_DATA RECORDS_
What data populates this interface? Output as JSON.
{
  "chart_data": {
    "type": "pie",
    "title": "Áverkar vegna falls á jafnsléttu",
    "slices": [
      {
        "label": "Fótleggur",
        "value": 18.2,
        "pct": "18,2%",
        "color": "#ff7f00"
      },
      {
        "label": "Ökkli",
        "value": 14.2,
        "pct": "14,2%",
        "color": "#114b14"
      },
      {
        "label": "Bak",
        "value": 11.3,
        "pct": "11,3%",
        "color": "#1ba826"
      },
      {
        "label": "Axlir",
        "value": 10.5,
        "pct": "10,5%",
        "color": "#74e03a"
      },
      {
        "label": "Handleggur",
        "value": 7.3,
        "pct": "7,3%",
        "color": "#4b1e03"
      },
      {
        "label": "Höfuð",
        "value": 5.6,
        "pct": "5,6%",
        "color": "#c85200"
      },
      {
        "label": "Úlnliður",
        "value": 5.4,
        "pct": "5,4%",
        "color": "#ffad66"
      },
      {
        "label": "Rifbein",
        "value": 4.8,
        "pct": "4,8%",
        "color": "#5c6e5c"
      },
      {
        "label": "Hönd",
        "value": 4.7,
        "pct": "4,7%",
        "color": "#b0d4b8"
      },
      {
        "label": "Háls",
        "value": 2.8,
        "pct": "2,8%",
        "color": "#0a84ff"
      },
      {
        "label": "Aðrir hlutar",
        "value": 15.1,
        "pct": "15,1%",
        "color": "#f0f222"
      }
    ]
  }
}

_STATED PROBLEM_
Identify which lines contain the word "value" and copy each one.

_EXERCISE OUTPUT_
        "value": 18.2,
        "value": 14.2,
        "value": 11.3,
        "value": 10.5,
        "value": 7.3,
        "value": 5.6,
        "value": 5.4,
        "value": 4.8,
        "value": 4.7,
        "value": 2.8,
        "value": 15.1,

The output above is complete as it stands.